------ RECORDS SHOWN

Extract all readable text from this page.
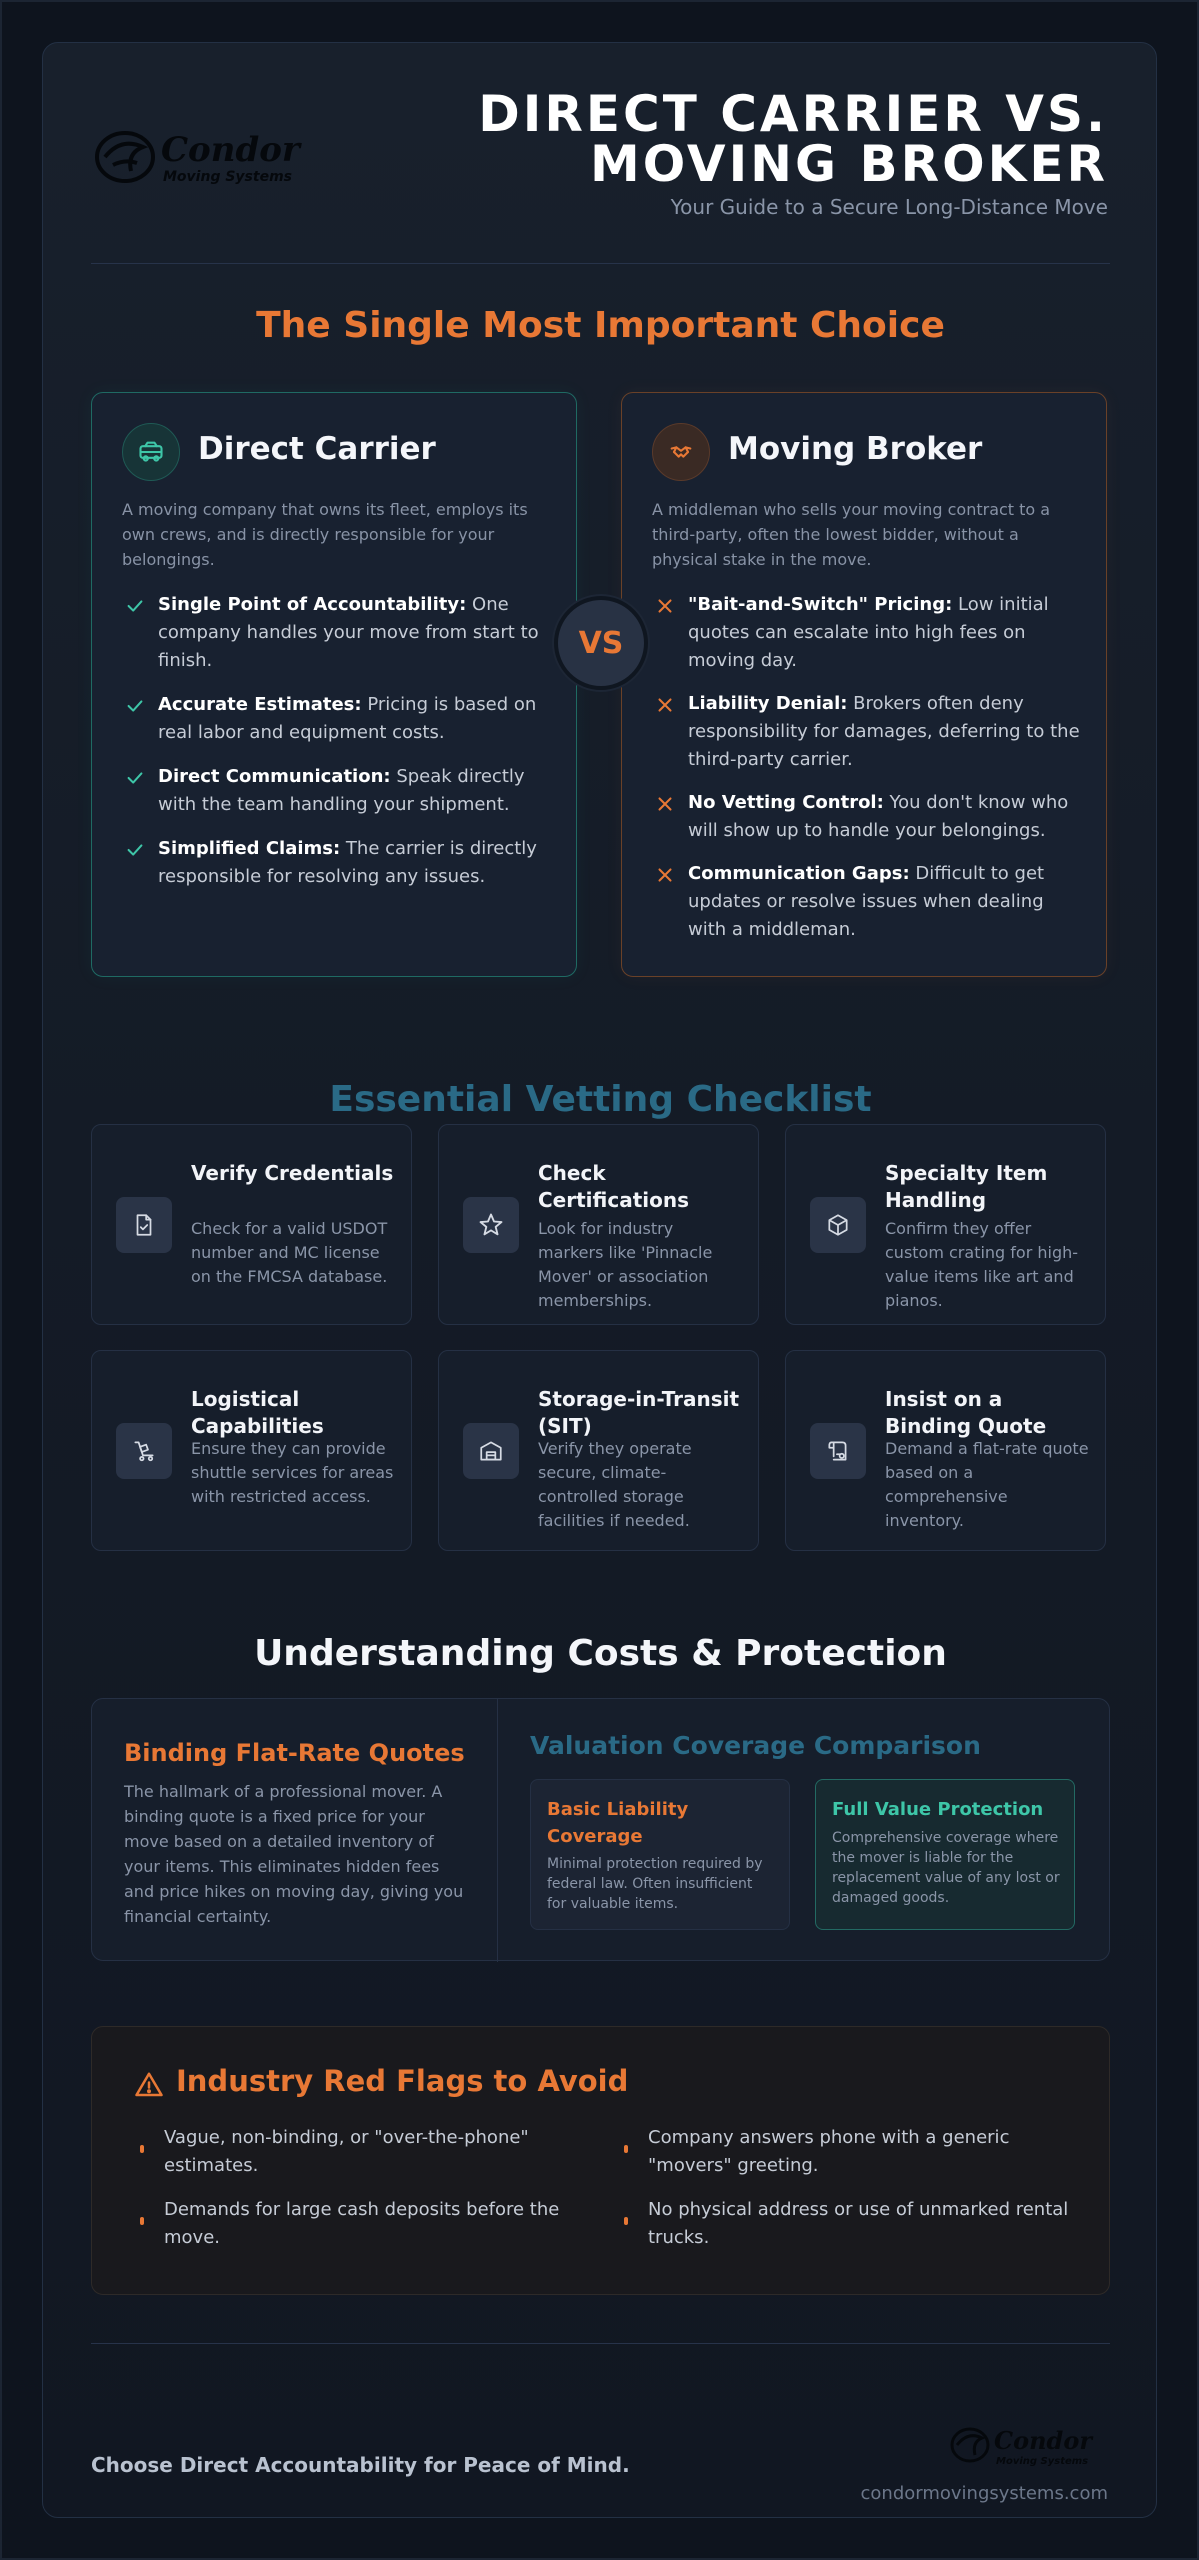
Condor
Moving Systems
DIRECT CARRIER VS.
MOVING BROKER
Your Guide to a Secure Long-Distance Move
The Single Most Important Choice
Direct Carrier
A moving company that owns its fleet, employs its own crews, and is directly responsible for your belongings.
Single Point of Accountability: One company handles your move from start to finish.
Accurate Estimates: Pricing is based on real labor and equipment costs.
Direct Communication: Speak directly with the team handling your shipment.
Simplified Claims: The carrier is directly responsible for resolving any issues.
Moving Broker
A middleman who sells your moving contract to a third-party, often the lowest bidder, without a physical stake in the move.
"Bait-and-Switch" Pricing: Low initial quotes can escalate into high fees on moving day.
Liability Denial: Brokers often deny responsibility for damages, deferring to the third-party carrier.
No Vetting Control: You don't know who will show up to handle your belongings.
Communication Gaps: Difficult to get updates or resolve issues when dealing with a middleman.
VS
Essential Vetting Checklist
Verify Credentials
Check for a valid USDOT number and MC license on the FMCSA database.
Check Certifications
Look for industry markers like 'Pinnacle Mover' or association memberships.
Specialty Item Handling
Confirm they offer custom crating for high-value items like art and pianos.
Logistical Capabilities
Ensure they can provide shuttle services for areas with restricted access.
Storage-in-Transit (SIT)
Verify they operate secure, climate-controlled storage facilities if needed.
Insist on a Binding Quote
Demand a flat-rate quote based on a comprehensive inventory.
Understanding Costs & Protection
Binding Flat-Rate Quotes
The hallmark of a professional mover. A binding quote is a fixed price for your move based on a detailed inventory of your items. This eliminates hidden fees and price hikes on moving day, giving you financial certainty.
Valuation Coverage Comparison
Basic Liability Coverage
Minimal protection required by federal law. Often insufficient for valuable items.
Full Value Protection
Comprehensive coverage where the mover is liable for the replacement value of any lost or damaged goods.
Industry Red Flags to Avoid
Vague, non-binding, or "over-the-phone" estimates.
Company answers phone with a generic "movers" greeting.
Demands for large cash deposits before the move.
No physical address or use of unmarked rental trucks.
Choose Direct Accountability for Peace of Mind.
Condor
Moving Systems
condormovingsystems.com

------------

* [PROBLEM DETAILS]
Looking at the records above, tally the lines holding "physical" and reply with that number only.

* [PROBLEM SOLUTION]
2